● INSTRUCTION
Identify the lines in the data below that contain "ylabel" and give only how many there are.

● DATA FOR THIS EXERCISE
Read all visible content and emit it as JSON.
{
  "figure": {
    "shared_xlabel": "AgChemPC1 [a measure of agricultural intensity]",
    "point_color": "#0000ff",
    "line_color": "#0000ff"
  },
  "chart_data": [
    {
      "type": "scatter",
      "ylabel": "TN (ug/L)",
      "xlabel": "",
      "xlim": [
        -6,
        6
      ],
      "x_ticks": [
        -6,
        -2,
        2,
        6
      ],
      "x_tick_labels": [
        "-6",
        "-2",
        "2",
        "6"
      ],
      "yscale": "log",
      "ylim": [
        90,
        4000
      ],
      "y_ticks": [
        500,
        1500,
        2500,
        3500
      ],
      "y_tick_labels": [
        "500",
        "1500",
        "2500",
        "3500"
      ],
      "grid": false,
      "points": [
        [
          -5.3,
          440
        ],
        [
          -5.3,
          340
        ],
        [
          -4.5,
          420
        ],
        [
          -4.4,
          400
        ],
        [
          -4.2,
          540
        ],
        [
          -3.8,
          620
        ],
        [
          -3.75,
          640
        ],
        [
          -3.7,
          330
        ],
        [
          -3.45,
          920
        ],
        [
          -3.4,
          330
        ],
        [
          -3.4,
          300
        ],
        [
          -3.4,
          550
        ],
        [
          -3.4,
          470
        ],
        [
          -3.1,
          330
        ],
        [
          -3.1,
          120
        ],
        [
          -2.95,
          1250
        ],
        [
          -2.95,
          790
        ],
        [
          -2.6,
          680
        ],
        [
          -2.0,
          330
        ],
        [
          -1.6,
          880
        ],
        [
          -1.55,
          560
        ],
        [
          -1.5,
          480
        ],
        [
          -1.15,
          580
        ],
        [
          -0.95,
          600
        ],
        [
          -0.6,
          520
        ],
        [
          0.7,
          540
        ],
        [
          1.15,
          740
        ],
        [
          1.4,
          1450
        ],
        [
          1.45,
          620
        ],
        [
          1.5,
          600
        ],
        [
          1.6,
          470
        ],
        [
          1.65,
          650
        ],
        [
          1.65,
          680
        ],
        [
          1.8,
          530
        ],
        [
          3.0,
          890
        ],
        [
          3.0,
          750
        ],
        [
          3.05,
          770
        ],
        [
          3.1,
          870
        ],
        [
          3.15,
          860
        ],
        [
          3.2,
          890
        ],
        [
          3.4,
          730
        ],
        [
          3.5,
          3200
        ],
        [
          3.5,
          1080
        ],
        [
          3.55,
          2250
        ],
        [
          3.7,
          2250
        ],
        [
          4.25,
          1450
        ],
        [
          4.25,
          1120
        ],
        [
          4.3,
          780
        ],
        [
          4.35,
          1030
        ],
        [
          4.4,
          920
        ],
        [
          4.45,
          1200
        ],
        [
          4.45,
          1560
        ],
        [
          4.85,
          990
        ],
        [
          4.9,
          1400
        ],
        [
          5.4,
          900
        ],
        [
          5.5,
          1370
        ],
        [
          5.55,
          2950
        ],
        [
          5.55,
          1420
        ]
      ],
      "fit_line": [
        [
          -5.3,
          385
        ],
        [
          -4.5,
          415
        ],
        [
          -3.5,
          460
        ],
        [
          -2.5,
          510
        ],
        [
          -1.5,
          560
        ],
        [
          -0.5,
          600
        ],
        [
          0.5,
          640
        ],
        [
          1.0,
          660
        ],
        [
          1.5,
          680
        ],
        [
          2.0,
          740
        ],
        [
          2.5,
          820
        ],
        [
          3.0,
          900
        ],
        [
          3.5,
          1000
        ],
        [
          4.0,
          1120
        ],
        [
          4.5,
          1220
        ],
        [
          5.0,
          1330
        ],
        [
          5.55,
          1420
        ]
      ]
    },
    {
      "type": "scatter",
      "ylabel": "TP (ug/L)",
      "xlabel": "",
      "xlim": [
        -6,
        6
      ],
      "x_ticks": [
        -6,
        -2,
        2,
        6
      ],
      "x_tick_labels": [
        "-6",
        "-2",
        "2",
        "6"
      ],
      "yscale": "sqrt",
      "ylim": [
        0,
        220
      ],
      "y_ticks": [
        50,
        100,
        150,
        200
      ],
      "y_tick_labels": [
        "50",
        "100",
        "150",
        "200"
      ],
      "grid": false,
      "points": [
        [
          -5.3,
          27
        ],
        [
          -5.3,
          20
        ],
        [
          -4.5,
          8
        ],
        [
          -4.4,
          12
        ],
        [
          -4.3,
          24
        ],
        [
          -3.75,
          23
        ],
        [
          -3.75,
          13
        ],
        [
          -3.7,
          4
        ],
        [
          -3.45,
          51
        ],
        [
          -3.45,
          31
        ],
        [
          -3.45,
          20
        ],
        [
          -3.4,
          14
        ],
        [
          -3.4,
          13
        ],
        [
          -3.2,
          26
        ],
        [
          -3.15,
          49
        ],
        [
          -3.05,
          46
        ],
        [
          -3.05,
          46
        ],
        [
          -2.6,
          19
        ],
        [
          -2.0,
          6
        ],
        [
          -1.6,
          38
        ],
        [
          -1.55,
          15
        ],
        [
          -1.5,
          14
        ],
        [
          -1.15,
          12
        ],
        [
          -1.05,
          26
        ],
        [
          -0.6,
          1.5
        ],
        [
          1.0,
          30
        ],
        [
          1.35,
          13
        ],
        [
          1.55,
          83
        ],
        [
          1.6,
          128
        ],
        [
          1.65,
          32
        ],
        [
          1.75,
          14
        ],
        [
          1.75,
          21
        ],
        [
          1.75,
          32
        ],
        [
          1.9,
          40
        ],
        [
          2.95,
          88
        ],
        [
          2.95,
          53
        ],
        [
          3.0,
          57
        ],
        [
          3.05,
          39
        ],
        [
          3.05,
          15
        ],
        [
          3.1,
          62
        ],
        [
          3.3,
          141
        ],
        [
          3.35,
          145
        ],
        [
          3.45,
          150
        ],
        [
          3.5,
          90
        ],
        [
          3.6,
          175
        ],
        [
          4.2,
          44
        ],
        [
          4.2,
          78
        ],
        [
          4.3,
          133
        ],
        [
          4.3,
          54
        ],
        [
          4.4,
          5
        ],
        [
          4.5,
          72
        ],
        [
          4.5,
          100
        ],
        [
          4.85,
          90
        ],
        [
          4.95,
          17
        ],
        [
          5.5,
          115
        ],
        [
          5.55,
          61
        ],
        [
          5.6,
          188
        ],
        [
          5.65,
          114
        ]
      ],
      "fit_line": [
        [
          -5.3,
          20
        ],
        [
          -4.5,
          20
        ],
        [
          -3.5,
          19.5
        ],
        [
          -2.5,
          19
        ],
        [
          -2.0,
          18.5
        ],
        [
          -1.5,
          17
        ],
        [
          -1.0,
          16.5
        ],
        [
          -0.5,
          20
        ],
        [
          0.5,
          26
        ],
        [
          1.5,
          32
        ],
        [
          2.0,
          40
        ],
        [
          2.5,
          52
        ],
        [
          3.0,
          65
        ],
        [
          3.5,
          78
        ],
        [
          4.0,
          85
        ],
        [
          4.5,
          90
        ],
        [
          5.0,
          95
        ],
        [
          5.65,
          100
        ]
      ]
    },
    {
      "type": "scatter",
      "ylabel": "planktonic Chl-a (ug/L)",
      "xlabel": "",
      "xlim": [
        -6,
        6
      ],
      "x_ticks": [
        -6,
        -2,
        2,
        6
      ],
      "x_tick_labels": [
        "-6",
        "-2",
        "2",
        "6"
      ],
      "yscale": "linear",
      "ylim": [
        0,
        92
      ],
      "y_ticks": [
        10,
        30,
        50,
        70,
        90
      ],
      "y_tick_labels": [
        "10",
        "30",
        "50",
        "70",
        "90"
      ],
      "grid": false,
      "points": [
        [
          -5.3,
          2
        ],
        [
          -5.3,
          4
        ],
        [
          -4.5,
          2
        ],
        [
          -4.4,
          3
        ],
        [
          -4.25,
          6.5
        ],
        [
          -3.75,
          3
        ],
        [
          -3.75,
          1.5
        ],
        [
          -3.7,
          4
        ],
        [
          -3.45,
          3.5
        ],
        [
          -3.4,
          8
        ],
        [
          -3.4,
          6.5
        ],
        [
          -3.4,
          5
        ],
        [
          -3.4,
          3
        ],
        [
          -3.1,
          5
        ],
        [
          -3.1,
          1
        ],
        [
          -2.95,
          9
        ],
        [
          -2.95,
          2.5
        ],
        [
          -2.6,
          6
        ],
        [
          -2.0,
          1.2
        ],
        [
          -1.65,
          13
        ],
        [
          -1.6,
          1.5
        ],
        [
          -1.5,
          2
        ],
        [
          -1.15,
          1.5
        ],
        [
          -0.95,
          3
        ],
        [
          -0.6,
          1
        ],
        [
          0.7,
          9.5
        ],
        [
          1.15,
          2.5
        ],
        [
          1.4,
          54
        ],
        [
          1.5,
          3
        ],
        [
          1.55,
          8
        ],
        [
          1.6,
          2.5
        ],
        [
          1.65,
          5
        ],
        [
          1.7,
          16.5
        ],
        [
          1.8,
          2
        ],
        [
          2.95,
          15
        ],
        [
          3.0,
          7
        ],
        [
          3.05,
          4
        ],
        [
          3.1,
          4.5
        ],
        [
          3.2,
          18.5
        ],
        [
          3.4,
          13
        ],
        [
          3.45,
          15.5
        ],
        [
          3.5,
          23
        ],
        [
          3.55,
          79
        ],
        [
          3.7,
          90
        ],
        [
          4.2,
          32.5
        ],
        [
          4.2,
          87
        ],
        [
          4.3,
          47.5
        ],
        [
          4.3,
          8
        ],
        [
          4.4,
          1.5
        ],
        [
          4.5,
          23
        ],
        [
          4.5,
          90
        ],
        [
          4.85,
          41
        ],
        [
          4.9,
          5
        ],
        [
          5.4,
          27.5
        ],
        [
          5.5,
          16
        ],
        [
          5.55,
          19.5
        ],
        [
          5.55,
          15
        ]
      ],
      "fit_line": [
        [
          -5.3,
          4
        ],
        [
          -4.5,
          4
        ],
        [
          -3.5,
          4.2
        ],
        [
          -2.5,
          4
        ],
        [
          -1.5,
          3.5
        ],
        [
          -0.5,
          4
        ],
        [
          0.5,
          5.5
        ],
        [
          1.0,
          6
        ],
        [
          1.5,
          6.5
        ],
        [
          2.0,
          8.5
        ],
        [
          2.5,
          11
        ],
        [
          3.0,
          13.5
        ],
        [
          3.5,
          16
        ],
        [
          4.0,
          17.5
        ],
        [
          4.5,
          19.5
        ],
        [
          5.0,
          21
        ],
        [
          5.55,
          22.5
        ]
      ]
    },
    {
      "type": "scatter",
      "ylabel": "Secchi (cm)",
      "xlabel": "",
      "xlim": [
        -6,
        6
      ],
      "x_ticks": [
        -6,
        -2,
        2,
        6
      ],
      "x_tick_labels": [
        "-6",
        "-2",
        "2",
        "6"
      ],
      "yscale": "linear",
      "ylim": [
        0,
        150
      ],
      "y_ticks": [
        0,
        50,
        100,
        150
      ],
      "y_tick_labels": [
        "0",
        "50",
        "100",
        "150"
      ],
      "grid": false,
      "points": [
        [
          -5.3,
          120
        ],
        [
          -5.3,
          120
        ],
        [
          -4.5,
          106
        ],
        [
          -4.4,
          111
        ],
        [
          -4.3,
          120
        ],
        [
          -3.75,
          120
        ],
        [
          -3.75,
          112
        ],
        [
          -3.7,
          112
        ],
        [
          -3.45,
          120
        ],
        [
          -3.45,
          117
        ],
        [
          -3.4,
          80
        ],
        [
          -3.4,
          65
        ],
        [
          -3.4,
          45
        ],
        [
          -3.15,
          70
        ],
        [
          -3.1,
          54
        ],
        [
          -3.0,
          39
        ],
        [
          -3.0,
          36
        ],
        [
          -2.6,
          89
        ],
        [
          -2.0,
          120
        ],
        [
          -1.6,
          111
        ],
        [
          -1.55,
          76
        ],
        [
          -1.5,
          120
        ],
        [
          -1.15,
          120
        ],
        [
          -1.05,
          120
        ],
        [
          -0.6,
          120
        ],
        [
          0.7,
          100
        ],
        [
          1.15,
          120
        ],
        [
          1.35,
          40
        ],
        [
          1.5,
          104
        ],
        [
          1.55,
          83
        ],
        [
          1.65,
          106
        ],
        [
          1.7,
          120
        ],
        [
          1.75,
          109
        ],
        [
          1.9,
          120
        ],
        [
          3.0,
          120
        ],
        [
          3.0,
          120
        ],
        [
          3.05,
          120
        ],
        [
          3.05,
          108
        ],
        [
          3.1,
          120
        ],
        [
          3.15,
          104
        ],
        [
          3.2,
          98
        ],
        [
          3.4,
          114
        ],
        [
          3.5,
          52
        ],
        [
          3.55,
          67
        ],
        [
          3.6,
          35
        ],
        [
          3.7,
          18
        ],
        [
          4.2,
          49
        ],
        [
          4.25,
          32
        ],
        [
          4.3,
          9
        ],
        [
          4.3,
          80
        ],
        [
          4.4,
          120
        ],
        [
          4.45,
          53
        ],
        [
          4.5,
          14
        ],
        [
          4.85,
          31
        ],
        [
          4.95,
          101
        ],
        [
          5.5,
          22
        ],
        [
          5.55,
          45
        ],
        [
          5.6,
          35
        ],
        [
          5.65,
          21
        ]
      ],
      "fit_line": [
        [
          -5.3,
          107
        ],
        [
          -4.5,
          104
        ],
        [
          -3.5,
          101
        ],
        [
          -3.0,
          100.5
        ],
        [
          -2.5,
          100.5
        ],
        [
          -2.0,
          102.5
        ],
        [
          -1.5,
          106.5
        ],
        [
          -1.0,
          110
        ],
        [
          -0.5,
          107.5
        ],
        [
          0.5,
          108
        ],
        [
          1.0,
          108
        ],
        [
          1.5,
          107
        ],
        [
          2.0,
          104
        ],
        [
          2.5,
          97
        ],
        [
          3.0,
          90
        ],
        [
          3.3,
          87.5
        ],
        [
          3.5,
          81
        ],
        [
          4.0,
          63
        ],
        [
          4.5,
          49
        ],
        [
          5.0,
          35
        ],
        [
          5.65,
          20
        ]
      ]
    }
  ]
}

● RESPONSE TO THE TASK
4